● **Exercise instructions**
Spot every line with the word "gépjárművek" and return it.

Collection entries

┏━━

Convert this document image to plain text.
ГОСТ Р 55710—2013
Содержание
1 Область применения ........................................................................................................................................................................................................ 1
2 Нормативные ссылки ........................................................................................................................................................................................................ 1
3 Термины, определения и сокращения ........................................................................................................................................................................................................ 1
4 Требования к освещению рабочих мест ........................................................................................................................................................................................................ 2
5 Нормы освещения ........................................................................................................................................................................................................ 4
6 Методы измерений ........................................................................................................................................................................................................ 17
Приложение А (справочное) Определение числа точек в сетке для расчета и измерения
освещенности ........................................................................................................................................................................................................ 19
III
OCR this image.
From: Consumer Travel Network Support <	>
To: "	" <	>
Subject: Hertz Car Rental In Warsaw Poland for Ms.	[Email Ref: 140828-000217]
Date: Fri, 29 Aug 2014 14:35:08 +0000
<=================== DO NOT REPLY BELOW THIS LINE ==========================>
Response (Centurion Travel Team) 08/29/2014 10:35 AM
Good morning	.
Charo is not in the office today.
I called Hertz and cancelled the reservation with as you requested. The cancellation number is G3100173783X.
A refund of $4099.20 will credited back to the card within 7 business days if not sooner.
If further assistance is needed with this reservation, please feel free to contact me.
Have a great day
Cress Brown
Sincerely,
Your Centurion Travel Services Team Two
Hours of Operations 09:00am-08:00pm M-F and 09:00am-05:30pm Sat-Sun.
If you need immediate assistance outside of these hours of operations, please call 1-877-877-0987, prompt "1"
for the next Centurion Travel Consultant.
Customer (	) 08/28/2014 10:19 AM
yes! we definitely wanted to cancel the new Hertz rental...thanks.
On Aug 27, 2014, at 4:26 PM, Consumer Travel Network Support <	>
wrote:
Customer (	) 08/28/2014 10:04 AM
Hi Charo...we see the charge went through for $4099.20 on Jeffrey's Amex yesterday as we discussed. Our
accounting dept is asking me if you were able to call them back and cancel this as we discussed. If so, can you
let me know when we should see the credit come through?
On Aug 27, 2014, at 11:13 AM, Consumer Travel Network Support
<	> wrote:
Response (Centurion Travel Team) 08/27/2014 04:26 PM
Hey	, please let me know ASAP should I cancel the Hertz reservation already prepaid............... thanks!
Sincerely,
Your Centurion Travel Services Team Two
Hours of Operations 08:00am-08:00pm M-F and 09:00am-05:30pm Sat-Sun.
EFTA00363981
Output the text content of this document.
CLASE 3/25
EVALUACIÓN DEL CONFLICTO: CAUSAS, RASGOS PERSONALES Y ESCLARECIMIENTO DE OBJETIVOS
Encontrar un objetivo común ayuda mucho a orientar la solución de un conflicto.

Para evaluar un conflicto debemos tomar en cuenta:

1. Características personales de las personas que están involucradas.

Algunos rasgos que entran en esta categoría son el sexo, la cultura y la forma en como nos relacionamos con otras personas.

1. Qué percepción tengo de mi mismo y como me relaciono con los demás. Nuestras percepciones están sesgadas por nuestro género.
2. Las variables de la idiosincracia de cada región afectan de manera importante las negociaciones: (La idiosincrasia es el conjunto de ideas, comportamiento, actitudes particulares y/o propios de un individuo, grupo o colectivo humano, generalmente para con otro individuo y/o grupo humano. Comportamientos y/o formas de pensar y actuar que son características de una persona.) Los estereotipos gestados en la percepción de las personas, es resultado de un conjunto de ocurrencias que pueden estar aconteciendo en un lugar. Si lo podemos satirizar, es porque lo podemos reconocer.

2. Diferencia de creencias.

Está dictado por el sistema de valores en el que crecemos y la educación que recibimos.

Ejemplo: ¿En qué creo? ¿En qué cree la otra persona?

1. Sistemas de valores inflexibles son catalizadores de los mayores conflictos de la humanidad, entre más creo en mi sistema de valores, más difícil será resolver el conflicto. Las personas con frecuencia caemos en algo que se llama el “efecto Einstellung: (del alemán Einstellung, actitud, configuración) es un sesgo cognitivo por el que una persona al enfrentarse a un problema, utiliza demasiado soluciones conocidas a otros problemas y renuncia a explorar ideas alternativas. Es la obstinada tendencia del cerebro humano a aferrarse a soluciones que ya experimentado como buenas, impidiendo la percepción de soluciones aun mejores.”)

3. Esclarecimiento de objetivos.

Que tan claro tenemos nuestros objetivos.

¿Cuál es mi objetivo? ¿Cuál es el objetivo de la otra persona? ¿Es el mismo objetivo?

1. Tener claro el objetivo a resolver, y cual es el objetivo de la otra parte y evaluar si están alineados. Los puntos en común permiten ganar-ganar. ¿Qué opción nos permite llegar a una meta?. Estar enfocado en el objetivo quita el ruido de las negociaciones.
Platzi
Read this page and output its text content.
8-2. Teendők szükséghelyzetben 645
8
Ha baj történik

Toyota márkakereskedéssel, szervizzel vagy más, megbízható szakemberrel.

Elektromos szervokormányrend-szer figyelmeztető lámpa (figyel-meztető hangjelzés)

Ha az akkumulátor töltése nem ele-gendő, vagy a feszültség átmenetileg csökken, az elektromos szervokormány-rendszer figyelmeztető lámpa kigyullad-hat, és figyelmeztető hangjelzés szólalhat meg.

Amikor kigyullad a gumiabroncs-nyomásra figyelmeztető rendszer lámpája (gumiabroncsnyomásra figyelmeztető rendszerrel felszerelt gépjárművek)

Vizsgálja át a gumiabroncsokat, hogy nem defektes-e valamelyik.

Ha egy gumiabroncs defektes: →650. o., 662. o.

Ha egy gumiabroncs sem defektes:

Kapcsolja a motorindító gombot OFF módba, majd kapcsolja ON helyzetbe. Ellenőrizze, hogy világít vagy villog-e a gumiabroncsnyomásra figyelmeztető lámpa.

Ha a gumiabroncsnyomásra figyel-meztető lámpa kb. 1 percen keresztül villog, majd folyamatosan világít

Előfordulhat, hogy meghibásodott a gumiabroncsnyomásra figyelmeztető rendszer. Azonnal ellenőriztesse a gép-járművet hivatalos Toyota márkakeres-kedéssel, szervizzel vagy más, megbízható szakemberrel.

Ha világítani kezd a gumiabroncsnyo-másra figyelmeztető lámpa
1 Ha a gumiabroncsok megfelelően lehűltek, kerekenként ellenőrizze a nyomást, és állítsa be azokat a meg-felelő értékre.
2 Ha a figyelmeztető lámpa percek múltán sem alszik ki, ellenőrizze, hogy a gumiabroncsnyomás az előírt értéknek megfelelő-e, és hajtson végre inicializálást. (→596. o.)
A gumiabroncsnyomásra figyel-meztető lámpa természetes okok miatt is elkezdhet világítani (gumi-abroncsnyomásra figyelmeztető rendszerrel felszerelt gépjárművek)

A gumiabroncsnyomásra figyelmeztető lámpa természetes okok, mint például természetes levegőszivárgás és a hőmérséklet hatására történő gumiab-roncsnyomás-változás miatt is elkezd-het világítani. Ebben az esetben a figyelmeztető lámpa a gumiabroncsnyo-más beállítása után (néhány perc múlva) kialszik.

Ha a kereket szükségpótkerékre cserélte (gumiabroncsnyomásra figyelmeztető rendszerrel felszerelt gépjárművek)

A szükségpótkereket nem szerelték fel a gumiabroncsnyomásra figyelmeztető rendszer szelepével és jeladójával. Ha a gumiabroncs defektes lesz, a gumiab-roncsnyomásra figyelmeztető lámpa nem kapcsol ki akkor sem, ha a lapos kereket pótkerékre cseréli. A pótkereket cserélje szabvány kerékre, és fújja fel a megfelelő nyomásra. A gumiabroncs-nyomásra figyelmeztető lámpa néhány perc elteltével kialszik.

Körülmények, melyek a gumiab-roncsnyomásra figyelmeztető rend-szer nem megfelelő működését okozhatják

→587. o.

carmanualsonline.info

┗━━

● **The solution**
Amikor kigyullad a gumiabroncs-nyomásra figyelmeztető rendszer lámpája (gumiabroncsnyomásra figyelmeztető rendszerrel felszerelt gépjárművek)
A gumiabroncsnyomásra figyel-meztető lámpa természetes okok miatt is elkezdhet világítani (gumi-abroncsnyomásra figyelmeztető rendszerrel felszerelt gépjárművek)
Ha a kereket szükségpótkerékre cserélte (gumiabroncsnyomásra figyelmeztető rendszerrel felszerelt gépjárművek)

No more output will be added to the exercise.